━━━ Input
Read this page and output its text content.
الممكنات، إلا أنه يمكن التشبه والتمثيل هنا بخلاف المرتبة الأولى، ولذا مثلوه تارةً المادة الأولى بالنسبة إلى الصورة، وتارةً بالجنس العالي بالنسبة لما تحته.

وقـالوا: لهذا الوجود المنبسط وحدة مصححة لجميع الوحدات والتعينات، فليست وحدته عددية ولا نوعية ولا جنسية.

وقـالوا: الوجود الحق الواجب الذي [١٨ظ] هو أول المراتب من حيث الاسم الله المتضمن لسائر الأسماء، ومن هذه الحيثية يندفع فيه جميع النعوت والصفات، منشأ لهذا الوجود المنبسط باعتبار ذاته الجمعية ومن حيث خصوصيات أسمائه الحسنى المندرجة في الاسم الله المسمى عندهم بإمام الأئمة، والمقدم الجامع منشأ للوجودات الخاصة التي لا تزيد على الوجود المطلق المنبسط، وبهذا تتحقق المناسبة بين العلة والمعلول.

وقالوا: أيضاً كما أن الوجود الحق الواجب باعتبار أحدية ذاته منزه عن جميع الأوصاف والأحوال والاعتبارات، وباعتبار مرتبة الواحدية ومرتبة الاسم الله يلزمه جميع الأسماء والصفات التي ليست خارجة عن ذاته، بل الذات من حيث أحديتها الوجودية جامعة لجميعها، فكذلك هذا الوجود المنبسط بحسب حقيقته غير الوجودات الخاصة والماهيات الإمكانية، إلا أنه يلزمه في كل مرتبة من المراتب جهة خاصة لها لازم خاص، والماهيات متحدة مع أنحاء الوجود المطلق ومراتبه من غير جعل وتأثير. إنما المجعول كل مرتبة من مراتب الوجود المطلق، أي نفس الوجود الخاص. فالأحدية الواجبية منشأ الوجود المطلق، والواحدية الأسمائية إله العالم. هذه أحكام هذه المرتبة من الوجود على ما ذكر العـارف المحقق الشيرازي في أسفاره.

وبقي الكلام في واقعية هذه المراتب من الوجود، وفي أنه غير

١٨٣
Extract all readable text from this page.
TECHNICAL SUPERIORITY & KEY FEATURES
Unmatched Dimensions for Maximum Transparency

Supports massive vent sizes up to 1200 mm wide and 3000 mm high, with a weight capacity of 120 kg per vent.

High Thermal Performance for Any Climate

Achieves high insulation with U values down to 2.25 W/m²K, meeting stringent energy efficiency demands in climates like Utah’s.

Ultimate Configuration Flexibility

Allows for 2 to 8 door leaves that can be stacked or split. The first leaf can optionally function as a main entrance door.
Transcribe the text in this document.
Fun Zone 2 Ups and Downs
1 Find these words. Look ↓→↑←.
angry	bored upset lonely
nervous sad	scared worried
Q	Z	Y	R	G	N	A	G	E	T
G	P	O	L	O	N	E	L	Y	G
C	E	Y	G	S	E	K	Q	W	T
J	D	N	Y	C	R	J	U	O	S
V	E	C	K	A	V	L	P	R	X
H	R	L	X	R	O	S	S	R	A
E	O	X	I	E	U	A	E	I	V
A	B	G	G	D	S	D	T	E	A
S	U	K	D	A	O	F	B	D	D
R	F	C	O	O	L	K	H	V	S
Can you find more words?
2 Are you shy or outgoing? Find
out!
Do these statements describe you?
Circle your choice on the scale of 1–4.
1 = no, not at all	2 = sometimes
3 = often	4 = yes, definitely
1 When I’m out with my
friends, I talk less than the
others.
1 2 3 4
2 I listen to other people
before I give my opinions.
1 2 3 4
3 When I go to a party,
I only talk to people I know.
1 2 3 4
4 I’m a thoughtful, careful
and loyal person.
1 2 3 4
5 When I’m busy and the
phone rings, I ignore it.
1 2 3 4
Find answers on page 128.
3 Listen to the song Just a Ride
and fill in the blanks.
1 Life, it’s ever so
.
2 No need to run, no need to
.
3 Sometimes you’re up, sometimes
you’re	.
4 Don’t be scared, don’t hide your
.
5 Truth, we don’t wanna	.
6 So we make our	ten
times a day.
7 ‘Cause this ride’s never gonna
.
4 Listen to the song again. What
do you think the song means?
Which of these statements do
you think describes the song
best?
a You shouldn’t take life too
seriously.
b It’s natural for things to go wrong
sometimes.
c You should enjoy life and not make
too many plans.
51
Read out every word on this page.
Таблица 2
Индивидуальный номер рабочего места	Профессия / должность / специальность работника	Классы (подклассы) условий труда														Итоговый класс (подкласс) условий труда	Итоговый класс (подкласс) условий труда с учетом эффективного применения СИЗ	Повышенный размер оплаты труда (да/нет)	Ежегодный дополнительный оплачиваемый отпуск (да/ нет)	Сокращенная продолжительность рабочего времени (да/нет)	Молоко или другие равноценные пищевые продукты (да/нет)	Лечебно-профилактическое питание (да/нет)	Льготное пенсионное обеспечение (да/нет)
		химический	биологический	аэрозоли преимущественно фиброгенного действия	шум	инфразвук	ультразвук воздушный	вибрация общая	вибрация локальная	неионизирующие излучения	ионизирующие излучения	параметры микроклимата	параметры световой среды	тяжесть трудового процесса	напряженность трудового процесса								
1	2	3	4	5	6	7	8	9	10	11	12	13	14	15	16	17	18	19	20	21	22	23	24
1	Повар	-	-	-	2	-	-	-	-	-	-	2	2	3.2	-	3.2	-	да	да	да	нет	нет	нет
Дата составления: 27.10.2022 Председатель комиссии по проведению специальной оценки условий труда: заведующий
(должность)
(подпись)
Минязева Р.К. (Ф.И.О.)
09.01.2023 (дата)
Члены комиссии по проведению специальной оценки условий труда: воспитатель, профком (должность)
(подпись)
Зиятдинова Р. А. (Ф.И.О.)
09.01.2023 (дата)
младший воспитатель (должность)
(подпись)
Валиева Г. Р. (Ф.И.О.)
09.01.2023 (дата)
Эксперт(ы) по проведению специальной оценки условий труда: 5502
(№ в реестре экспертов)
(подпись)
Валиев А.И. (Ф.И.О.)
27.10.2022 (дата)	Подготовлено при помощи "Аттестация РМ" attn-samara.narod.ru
━━━━━━
▶ _Exercise goal_: Copy the records above exactly as they appear.

▶ _The reply_:
Read this page and output its text content.
الممكنات، إلا أنه يمكن التشبه والتمثيل هنا بخلاف المرتبة الأولى، ولذا مثلوه تارةً المادة الأولى بالنسبة إلى الصورة، وتارةً بالجنس العالي بالنسبة لما تحته.

وقـالوا: لهذا الوجود المنبسط وحدة مصححة لجميع الوحدات والتعينات، فليست وحدته عددية ولا نوعية ولا جنسية.

وقـالوا: الوجود الحق الواجب الذي [١٨ظ] هو أول المراتب من حيث الاسم الله المتضمن لسائر الأسماء، ومن هذه الحيثية يندفع فيه جميع النعوت والصفات، منشأ لهذا الوجود المنبسط باعتبار ذاته الجمعية ومن حيث خصوصيات أسمائه الحسنى المندرجة في الاسم الله المسمى عندهم بإمام الأئمة، والمقدم الجامع منشأ للوجودات الخاصة التي لا تزيد على الوجود المطلق المنبسط، وبهذا تتحقق المناسبة بين العلة والمعلول.

وقالوا: أيضاً كما أن الوجود الحق الواجب باعتبار أحدية ذاته منزه عن جميع الأوصاف والأحوال والاعتبارات، وباعتبار مرتبة الواحدية ومرتبة الاسم الله يلزمه جميع الأسماء والصفات التي ليست خارجة عن ذاته، بل الذات من حيث أحديتها الوجودية جامعة لجميعها، فكذلك هذا الوجود المنبسط بحسب حقيقته غير الوجودات الخاصة والماهيات الإمكانية، إلا أنه يلزمه في كل مرتبة من المراتب جهة خاصة لها لازم خاص، والماهيات متحدة مع أنحاء الوجود المطلق ومراتبه من غير جعل وتأثير. إنما المجعول كل مرتبة من مراتب الوجود المطلق، أي نفس الوجود الخاص. فالأحدية الواجبية منشأ الوجود المطلق، والواحدية الأسمائية إله العالم. هذه أحكام هذه المرتبة من الوجود على ما ذكر العـارف المحقق الشيرازي في أسفاره.

وبقي الكلام في واقعية هذه المراتب من الوجود، وفي أنه غير

١٨٣
Extract all readable text from this page.
TECHNICAL SUPERIORITY & KEY FEATURES
Unmatched Dimensions for Maximum Transparency

Supports massive vent sizes up to 1200 mm wide and 3000 mm high, with a weight capacity of 120 kg per vent.

High Thermal Performance for Any Climate

Achieves high insulation with U values down to 2.25 W/m²K, meeting stringent energy efficiency demands in climates like Utah’s.

Ultimate Configuration Flexibility

Allows for 2 to 8 door leaves that can be stacked or split. The first leaf can optionally function as a main entrance door.
Transcribe the text in this document.
Fun Zone 2 Ups and Downs
1 Find these words. Look ↓→↑←.
angry	bored upset lonely
nervous sad	scared worried
Q	Z	Y	R	G	N	A	G	E	T
G	P	O	L	O	N	E	L	Y	G
C	E	Y	G	S	E	K	Q	W	T
J	D	N	Y	C	R	J	U	O	S
V	E	C	K	A	V	L	P	R	X
H	R	L	X	R	O	S	S	R	A
E	O	X	I	E	U	A	E	I	V
A	B	G	G	D	S	D	T	E	A
S	U	K	D	A	O	F	B	D	D
R	F	C	O	O	L	K	H	V	S
Can you find more words?
2 Are you shy or outgoing? Find
out!
Do these statements describe you?
Circle your choice on the scale of 1–4.
1 = no, not at all	2 = sometimes
3 = often	4 = yes, definitely
1 When I’m out with my
friends, I talk less than the
others.
1 2 3 4
2 I listen to other people
before I give my opinions.
1 2 3 4
3 When I go to a party,
I only talk to people I know.
1 2 3 4
4 I’m a thoughtful, careful
and loyal person.
1 2 3 4
5 When I’m busy and the
phone rings, I ignore it.
1 2 3 4
Find answers on page 128.
3 Listen to the song Just a Ride
and fill in the blanks.
1 Life, it’s ever so
.
2 No need to run, no need to
.
3 Sometimes you’re up, sometimes
you’re	.
4 Don’t be scared, don’t hide your
.
5 Truth, we don’t wanna	.
6 So we make our	ten
times a day.
7 ‘Cause this ride’s never gonna
.
4 Listen to the song again. What
do you think the song means?
Which of these statements do
you think describes the song
best?
a You shouldn’t take life too
seriously.
b It’s natural for things to go wrong
sometimes.
c You should enjoy life and not make
too many plans.
51
Read out every word on this page.
Таблица 2
Индивидуальный номер рабочего места	Профессия / должность / специальность работника	Классы (подклассы) условий труда														Итоговый класс (подкласс) условий труда	Итоговый класс (подкласс) условий труда с учетом эффективного применения СИЗ	Повышенный размер оплаты труда (да/нет)	Ежегодный дополнительный оплачиваемый отпуск (да/ нет)	Сокращенная продолжительность рабочего времени (да/нет)	Молоко или другие равноценные пищевые продукты (да/нет)	Лечебно-профилактическое питание (да/нет)	Льготное пенсионное обеспечение (да/нет)
		химический	биологический	аэрозоли преимущественно фиброгенного действия	шум	инфразвук	ультразвук воздушный	вибрация общая	вибрация локальная	неионизирующие излучения	ионизирующие излучения	параметры микроклимата	параметры световой среды	тяжесть трудового процесса	напряженность трудового процесса								
1	2	3	4	5	6	7	8	9	10	11	12	13	14	15	16	17	18	19	20	21	22	23	24
1	Повар	-	-	-	2	-	-	-	-	-	-	2	2	3.2	-	3.2	-	да	да	да	нет	нет	нет
Дата составления: 27.10.2022 Председатель комиссии по проведению специальной оценки условий труда: заведующий
(должность)
(подпись)
Минязева Р.К. (Ф.И.О.)
09.01.2023 (дата)
Члены комиссии по проведению специальной оценки условий труда: воспитатель, профком (должность)
(подпись)
Зиятдинова Р. А. (Ф.И.О.)
09.01.2023 (дата)
младший воспитатель (должность)
(подпись)
Валиева Г. Р. (Ф.И.О.)
09.01.2023 (дата)
Эксперт(ы) по проведению специальной оценки условий труда: 5502
(№ в реестре экспертов)
(подпись)
Валиев А.И. (Ф.И.О.)
27.10.2022 (дата)	Подготовлено при помощи "Аттестация РМ" attn-samara.narod.ru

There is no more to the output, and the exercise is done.